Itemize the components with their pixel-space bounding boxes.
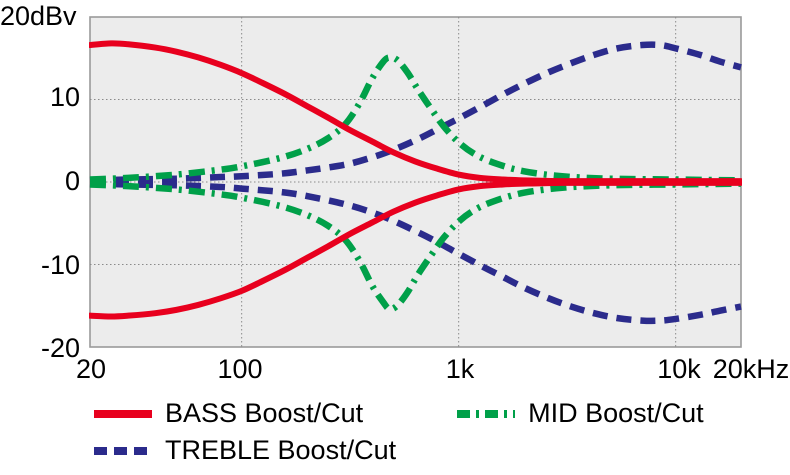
curve-bass-cut bbox=[90, 183, 741, 317]
curve-treble-boost bbox=[90, 45, 741, 181]
eq-response-chart: 20dBv 10 0 -10 -20 20 100 1k 10k 20kHz B… bbox=[0, 0, 790, 475]
x-axis-label-100: 100 bbox=[208, 356, 272, 383]
x-axis-label-10k: 10k bbox=[643, 356, 715, 383]
legend-row-1: BASS Boost/Cut MID Boost/Cut bbox=[94, 400, 704, 427]
legend-swatch-bass bbox=[94, 410, 152, 418]
y-axis-label-10: 10 bbox=[0, 84, 80, 111]
curve-mid-boost bbox=[90, 57, 741, 180]
legend-swatch-treble bbox=[94, 447, 152, 455]
y-axis-label-minus-10: -10 bbox=[0, 252, 80, 279]
legend-item-mid[interactable]: MID Boost/Cut bbox=[457, 400, 704, 427]
legend-row-2: TREBLE Boost/Cut bbox=[94, 437, 396, 464]
legend-label-treble: TREBLE Boost/Cut bbox=[165, 437, 396, 464]
curve-mid-cut bbox=[90, 184, 741, 310]
legend-label-bass: BASS Boost/Cut bbox=[165, 400, 363, 427]
y-axis-label-20dbv: 20dBv bbox=[0, 3, 86, 30]
curve-bass-boost bbox=[90, 43, 741, 181]
curve-treble-cut bbox=[90, 184, 741, 321]
legend-item-treble[interactable]: TREBLE Boost/Cut bbox=[94, 437, 396, 464]
x-axis-label-1k: 1k bbox=[432, 356, 488, 383]
legend-swatch-mid bbox=[457, 410, 515, 418]
plot-background bbox=[90, 17, 741, 347]
legend-item-bass[interactable]: BASS Boost/Cut bbox=[94, 400, 363, 427]
x-axis-label-20: 20 bbox=[68, 356, 114, 383]
y-axis-label-0: 0 bbox=[0, 168, 80, 195]
legend-label-mid: MID Boost/Cut bbox=[528, 400, 704, 427]
x-axis-label-20khz: 20kHz bbox=[709, 356, 790, 383]
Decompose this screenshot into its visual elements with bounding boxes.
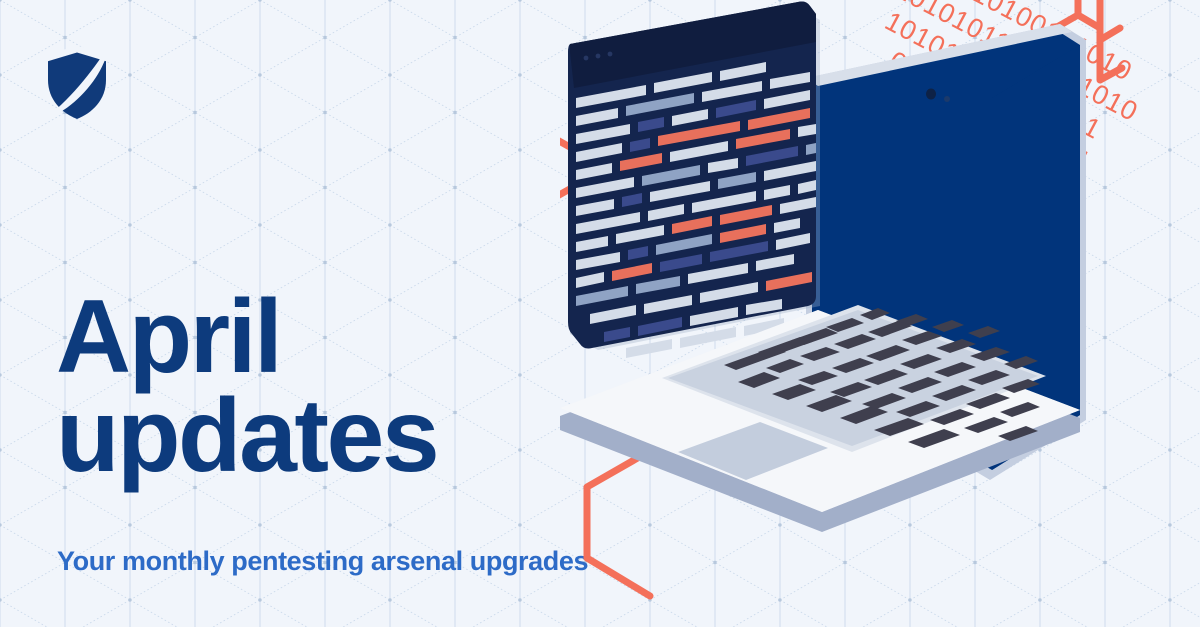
svg-text:01010101010101: 01010101010101: [884, 45, 1096, 177]
marketing-banner: April updates Your monthly pentesting ar…: [0, 0, 1200, 627]
svg-text:010101010101: 010101010101: [892, 124, 1076, 241]
page-title: April updates: [56, 288, 616, 486]
svg-text:01011010100101010: 01011010100101010: [885, 0, 1138, 87]
svg-text:101010101: 101010101: [900, 203, 1041, 297]
page-subtitle: Your monthly pentesting arsenal upgrades: [57, 546, 588, 577]
accent-line-z: [560, 102, 607, 234]
svg-text:1010101: 1010101: [908, 282, 1021, 361]
accent-line-top-right: [945, 0, 1122, 91]
binary-rain: 01011010100101010 010101011010101010 101…: [745, 0, 1160, 361]
laptop-base: [560, 305, 1080, 532]
laptop-lid: [806, 24, 1086, 480]
laptop: [560, 2, 1086, 533]
laptop-illustration: 01011010100101010 010101011010101010 101…: [560, 0, 1200, 627]
svg-text:1010101010101: 1010101010101: [888, 85, 1086, 209]
svg-text:01010101: 01010101: [904, 243, 1031, 330]
svg-text:101010101010101: 101010101010101: [880, 6, 1106, 145]
svg-text:010101011010101010: 010101011010101010: [876, 0, 1143, 127]
shield-logo[interactable]: [44, 44, 110, 122]
window-dots: [584, 52, 613, 61]
keyboard-keys: [724, 308, 1040, 448]
laptop-camera: [926, 89, 950, 103]
svg-text:0101010101: 0101010101: [896, 164, 1052, 266]
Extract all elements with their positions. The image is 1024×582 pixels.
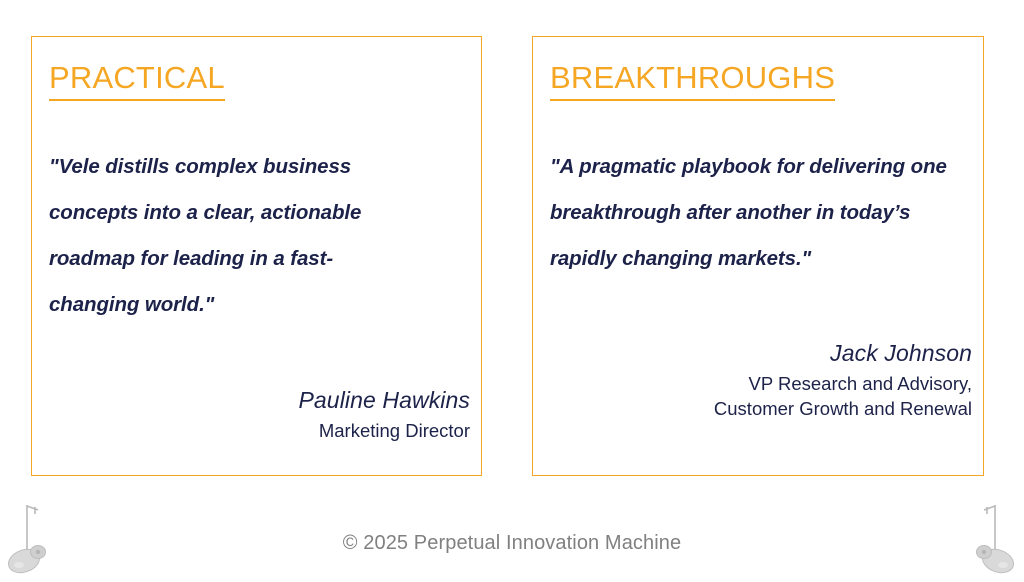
desk-lamp-icon-graphic	[956, 495, 1020, 577]
testimonial-attribution: Jack Johnson VP Research and Advisory, C…	[714, 339, 972, 421]
testimonial-card-breakthroughs: BREAKTHROUGHS "A pragmatic playbook for …	[532, 36, 984, 476]
testimonial-card-practical: PRACTICAL "Vele distills complex busines…	[31, 36, 482, 476]
card-content: BREAKTHROUGHS "A pragmatic playbook for …	[533, 37, 983, 475]
desk-lamp-icon-graphic	[2, 495, 66, 577]
attribution-name: Pauline Hawkins	[298, 386, 470, 415]
card-heading-practical: PRACTICAL	[49, 59, 225, 101]
testimonial-quote: "A pragmatic playbook for delivering one…	[550, 144, 970, 282]
card-content: PRACTICAL "Vele distills complex busines…	[32, 37, 481, 475]
footer-copyright: © 2025 Perpetual Innovation Machine	[0, 532, 1024, 555]
attribution-role: Marketing Director	[298, 419, 470, 443]
testimonial-quote: "Vele distills complex business concepts…	[49, 144, 419, 328]
attribution-name: Jack Johnson	[714, 339, 972, 368]
slide-canvas: PRACTICAL "Vele distills complex busines…	[0, 0, 1024, 577]
card-heading-breakthroughs: BREAKTHROUGHS	[550, 59, 835, 101]
attribution-role: VP Research and Advisory, Customer Growt…	[714, 372, 972, 421]
desk-lamp-icon	[2, 495, 66, 577]
testimonial-attribution: Pauline Hawkins Marketing Director	[298, 386, 470, 443]
desk-lamp-icon	[956, 495, 1020, 577]
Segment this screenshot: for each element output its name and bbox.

——————

- _Given request_:
Write out all of the lines above word for word, leaving the pictures out.

- _Exercise response_:
Itemize the components with their pixel-space bounding boxes.
curve-bass-cut bbox=[90, 183, 741, 317]
curve-treble-boost bbox=[90, 45, 741, 181]
eq-response-chart: 20dBv 10 0 -10 -20 20 100 1k 10k 20kHz B… bbox=[0, 0, 790, 475]
x-axis-label-100: 100 bbox=[208, 356, 272, 383]
x-axis-label-10k: 10k bbox=[643, 356, 715, 383]
legend-row-1: BASS Boost/Cut MID Boost/Cut bbox=[94, 400, 704, 427]
legend-swatch-bass bbox=[94, 410, 152, 418]
y-axis-label-10: 10 bbox=[0, 84, 80, 111]
curve-mid-boost bbox=[90, 57, 741, 180]
legend-swatch-treble bbox=[94, 447, 152, 455]
y-axis-label-minus-10: -10 bbox=[0, 252, 80, 279]
legend-item-mid[interactable]: MID Boost/Cut bbox=[457, 400, 704, 427]
legend-row-2: TREBLE Boost/Cut bbox=[94, 437, 396, 464]
legend-label-treble: TREBLE Boost/Cut bbox=[165, 437, 396, 464]
curve-mid-cut bbox=[90, 184, 741, 310]
legend-label-bass: BASS Boost/Cut bbox=[165, 400, 363, 427]
y-axis-label-20dbv: 20dBv bbox=[0, 3, 86, 30]
curve-bass-boost bbox=[90, 43, 741, 181]
curve-treble-cut bbox=[90, 184, 741, 321]
legend-item-treble[interactable]: TREBLE Boost/Cut bbox=[94, 437, 396, 464]
x-axis-label-1k: 1k bbox=[432, 356, 488, 383]
legend-swatch-mid bbox=[457, 410, 515, 418]
plot-background bbox=[90, 17, 741, 347]
legend-item-bass[interactable]: BASS Boost/Cut bbox=[94, 400, 363, 427]
x-axis-label-20: 20 bbox=[68, 356, 114, 383]
y-axis-label-0: 0 bbox=[0, 168, 80, 195]
legend-label-mid: MID Boost/Cut bbox=[528, 400, 704, 427]
x-axis-label-20khz: 20kHz bbox=[709, 356, 790, 383]
Decompose this screenshot into its visual elements with bounding boxes.
svg-text:01010101010101: 01010101010101: [884, 45, 1096, 177]
marketing-banner: April updates Your monthly pentesting ar…: [0, 0, 1200, 627]
svg-text:010101010101: 010101010101: [892, 124, 1076, 241]
page-title: April updates: [56, 288, 616, 486]
svg-text:01011010100101010: 01011010100101010: [885, 0, 1138, 87]
svg-text:101010101: 101010101: [900, 203, 1041, 297]
page-subtitle: Your monthly pentesting arsenal upgrades: [57, 546, 588, 577]
accent-line-z: [560, 102, 607, 234]
svg-text:1010101: 1010101: [908, 282, 1021, 361]
accent-line-top-right: [945, 0, 1122, 91]
binary-rain: 01011010100101010 010101011010101010 101…: [745, 0, 1160, 361]
laptop-base: [560, 305, 1080, 532]
laptop-lid: [806, 24, 1086, 480]
laptop: [560, 2, 1086, 533]
laptop-illustration: 01011010100101010 010101011010101010 101…: [560, 0, 1200, 627]
svg-text:1010101010101: 1010101010101: [888, 85, 1086, 209]
svg-text:01010101: 01010101: [904, 243, 1031, 330]
svg-text:101010101010101: 101010101010101: [880, 6, 1106, 145]
svg-text:010101011010101010: 010101011010101010: [876, 0, 1143, 127]
shield-logo[interactable]: [44, 44, 110, 122]
window-dots: [584, 52, 613, 61]
keyboard-keys: [724, 308, 1040, 448]
laptop-camera: [926, 89, 950, 103]
svg-text:0101010101: 0101010101: [896, 164, 1052, 266]
Extract all elements with their positions. The image is 1024×582 pixels.
desk-lamp-icon-graphic	[956, 495, 1020, 577]
testimonial-attribution: Jack Johnson VP Research and Advisory, C…	[714, 339, 972, 421]
testimonial-card-breakthroughs: BREAKTHROUGHS "A pragmatic playbook for …	[532, 36, 984, 476]
testimonial-card-practical: PRACTICAL "Vele distills complex busines…	[31, 36, 482, 476]
card-content: BREAKTHROUGHS "A pragmatic playbook for …	[533, 37, 983, 475]
desk-lamp-icon-graphic	[2, 495, 66, 577]
attribution-name: Pauline Hawkins	[298, 386, 470, 415]
card-heading-practical: PRACTICAL	[49, 59, 225, 101]
testimonial-quote: "A pragmatic playbook for delivering one…	[550, 144, 970, 282]
card-content: PRACTICAL "Vele distills complex busines…	[32, 37, 481, 475]
footer-copyright: © 2025 Perpetual Innovation Machine	[0, 532, 1024, 555]
attribution-role: Marketing Director	[298, 419, 470, 443]
testimonial-quote: "Vele distills complex business concepts…	[49, 144, 419, 328]
attribution-name: Jack Johnson	[714, 339, 972, 368]
slide-canvas: PRACTICAL "Vele distills complex busines…	[0, 0, 1024, 577]
card-heading-breakthroughs: BREAKTHROUGHS	[550, 59, 835, 101]
attribution-role: VP Research and Advisory, Customer Growt…	[714, 372, 972, 421]
desk-lamp-icon	[2, 495, 66, 577]
testimonial-attribution: Pauline Hawkins Marketing Director	[298, 386, 470, 443]
desk-lamp-icon	[956, 495, 1020, 577]
Segment this screenshot: for each element output its name and bbox.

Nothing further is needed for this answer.